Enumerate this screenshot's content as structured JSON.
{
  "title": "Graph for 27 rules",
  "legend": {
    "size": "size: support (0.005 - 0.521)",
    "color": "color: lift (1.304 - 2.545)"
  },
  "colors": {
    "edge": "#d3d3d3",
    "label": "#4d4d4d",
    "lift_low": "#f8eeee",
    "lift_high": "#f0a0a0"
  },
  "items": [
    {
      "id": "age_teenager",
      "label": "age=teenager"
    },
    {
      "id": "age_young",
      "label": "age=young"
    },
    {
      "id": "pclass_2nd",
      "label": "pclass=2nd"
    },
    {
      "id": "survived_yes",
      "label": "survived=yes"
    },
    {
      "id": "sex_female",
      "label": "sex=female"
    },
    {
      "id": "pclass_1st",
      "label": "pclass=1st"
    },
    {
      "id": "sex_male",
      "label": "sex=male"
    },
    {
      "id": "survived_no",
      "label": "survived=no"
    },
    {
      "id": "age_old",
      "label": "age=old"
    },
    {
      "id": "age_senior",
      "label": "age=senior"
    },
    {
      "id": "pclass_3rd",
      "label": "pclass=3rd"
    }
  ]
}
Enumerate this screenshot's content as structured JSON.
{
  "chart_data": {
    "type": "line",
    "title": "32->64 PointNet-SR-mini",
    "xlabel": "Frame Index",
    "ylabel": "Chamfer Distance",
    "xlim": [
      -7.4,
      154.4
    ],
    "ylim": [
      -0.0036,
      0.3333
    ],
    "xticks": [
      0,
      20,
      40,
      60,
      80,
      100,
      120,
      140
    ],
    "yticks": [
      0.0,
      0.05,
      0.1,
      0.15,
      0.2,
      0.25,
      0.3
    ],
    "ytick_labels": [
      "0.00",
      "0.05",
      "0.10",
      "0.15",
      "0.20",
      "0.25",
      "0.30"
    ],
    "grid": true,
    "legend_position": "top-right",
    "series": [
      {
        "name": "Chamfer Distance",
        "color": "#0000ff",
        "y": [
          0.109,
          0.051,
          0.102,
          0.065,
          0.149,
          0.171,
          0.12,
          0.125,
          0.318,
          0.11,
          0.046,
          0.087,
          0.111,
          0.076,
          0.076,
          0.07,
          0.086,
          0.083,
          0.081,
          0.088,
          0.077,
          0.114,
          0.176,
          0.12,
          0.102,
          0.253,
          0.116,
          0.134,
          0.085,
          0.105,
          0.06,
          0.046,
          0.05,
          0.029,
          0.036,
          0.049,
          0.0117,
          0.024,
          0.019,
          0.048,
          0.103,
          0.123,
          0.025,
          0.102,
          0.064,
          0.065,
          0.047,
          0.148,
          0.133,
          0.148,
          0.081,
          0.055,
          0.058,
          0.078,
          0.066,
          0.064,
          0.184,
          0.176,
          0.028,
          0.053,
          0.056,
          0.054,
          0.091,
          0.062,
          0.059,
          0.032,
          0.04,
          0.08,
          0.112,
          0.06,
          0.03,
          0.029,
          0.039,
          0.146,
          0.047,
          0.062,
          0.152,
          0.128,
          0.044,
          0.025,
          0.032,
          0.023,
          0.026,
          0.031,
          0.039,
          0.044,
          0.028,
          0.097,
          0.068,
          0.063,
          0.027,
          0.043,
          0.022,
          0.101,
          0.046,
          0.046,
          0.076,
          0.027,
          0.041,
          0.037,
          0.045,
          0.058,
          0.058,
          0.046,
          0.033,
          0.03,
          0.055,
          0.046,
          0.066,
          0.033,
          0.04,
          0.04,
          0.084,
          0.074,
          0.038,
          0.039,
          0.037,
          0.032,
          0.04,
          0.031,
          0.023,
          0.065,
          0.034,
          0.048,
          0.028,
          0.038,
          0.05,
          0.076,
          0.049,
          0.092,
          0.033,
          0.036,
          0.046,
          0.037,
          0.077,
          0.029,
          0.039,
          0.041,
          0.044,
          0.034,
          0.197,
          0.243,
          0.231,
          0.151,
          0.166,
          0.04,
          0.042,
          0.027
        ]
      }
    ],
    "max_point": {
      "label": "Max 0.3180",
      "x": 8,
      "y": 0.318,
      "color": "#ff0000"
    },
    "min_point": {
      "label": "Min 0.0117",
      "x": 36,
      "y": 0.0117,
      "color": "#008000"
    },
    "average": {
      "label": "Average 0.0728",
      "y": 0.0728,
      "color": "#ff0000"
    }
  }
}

--- WHAT THE TASK REQUIRES ---
Can you restate every record above word for word?

--- SOLUTION TO THE PROBLEM ---
Enumerate this screenshot's content as structured JSON.
{
  "title": "Graph for 27 rules",
  "legend": {
    "size": "size: support (0.005 - 0.521)",
    "color": "color: lift (1.304 - 2.545)"
  },
  "colors": {
    "edge": "#d3d3d3",
    "label": "#4d4d4d",
    "lift_low": "#f8eeee",
    "lift_high": "#f0a0a0"
  },
  "items": [
    {
      "id": "age_teenager",
      "label": "age=teenager"
    },
    {
      "id": "age_young",
      "label": "age=young"
    },
    {
      "id": "pclass_2nd",
      "label": "pclass=2nd"
    },
    {
      "id": "survived_yes",
      "label": "survived=yes"
    },
    {
      "id": "sex_female",
      "label": "sex=female"
    },
    {
      "id": "pclass_1st",
      "label": "pclass=1st"
    },
    {
      "id": "sex_male",
      "label": "sex=male"
    },
    {
      "id": "survived_no",
      "label": "survived=no"
    },
    {
      "id": "age_old",
      "label": "age=old"
    },
    {
      "id": "age_senior",
      "label": "age=senior"
    },
    {
      "id": "pclass_3rd",
      "label": "pclass=3rd"
    }
  ]
}
Enumerate this screenshot's content as structured JSON.
{
  "chart_data": {
    "type": "line",
    "title": "32->64 PointNet-SR-mini",
    "xlabel": "Frame Index",
    "ylabel": "Chamfer Distance",
    "xlim": [
      -7.4,
      154.4
    ],
    "ylim": [
      -0.0036,
      0.3333
    ],
    "xticks": [
      0,
      20,
      40,
      60,
      80,
      100,
      120,
      140
    ],
    "yticks": [
      0.0,
      0.05,
      0.1,
      0.15,
      0.2,
      0.25,
      0.3
    ],
    "ytick_labels": [
      "0.00",
      "0.05",
      "0.10",
      "0.15",
      "0.20",
      "0.25",
      "0.30"
    ],
    "grid": true,
    "legend_position": "top-right",
    "series": [
      {
        "name": "Chamfer Distance",
        "color": "#0000ff",
        "y": [
          0.109,
          0.051,
          0.102,
          0.065,
          0.149,
          0.171,
          0.12,
          0.125,
          0.318,
          0.11,
          0.046,
          0.087,
          0.111,
          0.076,
          0.076,
          0.07,
          0.086,
          0.083,
          0.081,
          0.088,
          0.077,
          0.114,
          0.176,
          0.12,
          0.102,
          0.253,
          0.116,
          0.134,
          0.085,
          0.105,
          0.06,
          0.046,
          0.05,
          0.029,
          0.036,
          0.049,
          0.0117,
          0.024,
          0.019,
          0.048,
          0.103,
          0.123,
          0.025,
          0.102,
          0.064,
          0.065,
          0.047,
          0.148,
          0.133,
          0.148,
          0.081,
          0.055,
          0.058,
          0.078,
          0.066,
          0.064,
          0.184,
          0.176,
          0.028,
          0.053,
          0.056,
          0.054,
          0.091,
          0.062,
          0.059,
          0.032,
          0.04,
          0.08,
          0.112,
          0.06,
          0.03,
          0.029,
          0.039,
          0.146,
          0.047,
          0.062,
          0.152,
          0.128,
          0.044,
          0.025,
          0.032,
          0.023,
          0.026,
          0.031,
          0.039,
          0.044,
          0.028,
          0.097,
          0.068,
          0.063,
          0.027,
          0.043,
          0.022,
          0.101,
          0.046,
          0.046,
          0.076,
          0.027,
          0.041,
          0.037,
          0.045,
          0.058,
          0.058,
          0.046,
          0.033,
          0.03,
          0.055,
          0.046,
          0.066,
          0.033,
          0.04,
          0.04,
          0.084,
          0.074,
          0.038,
          0.039,
          0.037,
          0.032,
          0.04,
          0.031,
          0.023,
          0.065,
          0.034,
          0.048,
          0.028,
          0.038,
          0.05,
          0.076,
          0.049,
          0.092,
          0.033,
          0.036,
          0.046,
          0.037,
          0.077,
          0.029,
          0.039,
          0.041,
          0.044,
          0.034,
          0.197,
          0.243,
          0.231,
          0.151,
          0.166,
          0.04,
          0.042,
          0.027
        ]
      }
    ],
    "max_point": {
      "label": "Max 0.3180",
      "x": 8,
      "y": 0.318,
      "color": "#ff0000"
    },
    "min_point": {
      "label": "Min 0.0117",
      "x": 36,
      "y": 0.0117,
      "color": "#008000"
    },
    "average": {
      "label": "Average 0.0728",
      "y": 0.0728,
      "color": "#ff0000"
    }
  }
}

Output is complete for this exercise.